------ Data lines

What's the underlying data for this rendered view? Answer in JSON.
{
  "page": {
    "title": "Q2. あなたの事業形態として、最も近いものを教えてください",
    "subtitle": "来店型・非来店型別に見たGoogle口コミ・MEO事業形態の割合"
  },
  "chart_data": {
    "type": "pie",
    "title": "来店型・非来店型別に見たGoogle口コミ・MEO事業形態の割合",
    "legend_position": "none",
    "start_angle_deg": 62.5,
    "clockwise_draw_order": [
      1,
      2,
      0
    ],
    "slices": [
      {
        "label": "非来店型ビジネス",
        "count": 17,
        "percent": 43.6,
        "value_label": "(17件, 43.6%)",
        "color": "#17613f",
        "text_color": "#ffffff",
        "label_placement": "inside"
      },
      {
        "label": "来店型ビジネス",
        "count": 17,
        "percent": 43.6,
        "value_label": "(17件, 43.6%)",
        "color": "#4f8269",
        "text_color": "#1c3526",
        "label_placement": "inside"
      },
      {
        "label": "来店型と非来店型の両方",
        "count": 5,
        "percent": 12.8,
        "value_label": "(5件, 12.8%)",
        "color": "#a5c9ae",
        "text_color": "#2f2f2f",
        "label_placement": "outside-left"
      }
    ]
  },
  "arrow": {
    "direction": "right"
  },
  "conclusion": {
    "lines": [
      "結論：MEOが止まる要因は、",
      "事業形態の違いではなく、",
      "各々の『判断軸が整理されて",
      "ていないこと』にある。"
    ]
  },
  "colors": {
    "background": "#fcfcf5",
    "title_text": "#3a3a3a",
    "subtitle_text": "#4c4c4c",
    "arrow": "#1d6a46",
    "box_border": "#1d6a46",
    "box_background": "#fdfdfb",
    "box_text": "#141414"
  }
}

------------

Return all of the entries exactly as written.

What's the underlying data for this rendered view? Answer in JSON.
{
  "page": {
    "title": "Q2. あなたの事業形態として、最も近いものを教えてください",
    "subtitle": "来店型・非来店型別に見たGoogle口コミ・MEO事業形態の割合"
  },
  "chart_data": {
    "type": "pie",
    "title": "来店型・非来店型別に見たGoogle口コミ・MEO事業形態の割合",
    "legend_position": "none",
    "start_angle_deg": 62.5,
    "clockwise_draw_order": [
      1,
      2,
      0
    ],
    "slices": [
      {
        "label": "非来店型ビジネス",
        "count": 17,
        "percent": 43.6,
        "value_label": "(17件, 43.6%)",
        "color": "#17613f",
        "text_color": "#ffffff",
        "label_placement": "inside"
      },
      {
        "label": "来店型ビジネス",
        "count": 17,
        "percent": 43.6,
        "value_label": "(17件, 43.6%)",
        "color": "#4f8269",
        "text_color": "#1c3526",
        "label_placement": "inside"
      },
      {
        "label": "来店型と非来店型の両方",
        "count": 5,
        "percent": 12.8,
        "value_label": "(5件, 12.8%)",
        "color": "#a5c9ae",
        "text_color": "#2f2f2f",
        "label_placement": "outside-left"
      }
    ]
  },
  "arrow": {
    "direction": "right"
  },
  "conclusion": {
    "lines": [
      "結論：MEOが止まる要因は、",
      "事業形態の違いではなく、",
      "各々の『判断軸が整理されて",
      "ていないこと』にある。"
    ]
  },
  "colors": {
    "background": "#fcfcf5",
    "title_text": "#3a3a3a",
    "subtitle_text": "#4c4c4c",
    "arrow": "#1d6a46",
    "box_border": "#1d6a46",
    "box_background": "#fdfdfb",
    "box_text": "#141414"
  }
}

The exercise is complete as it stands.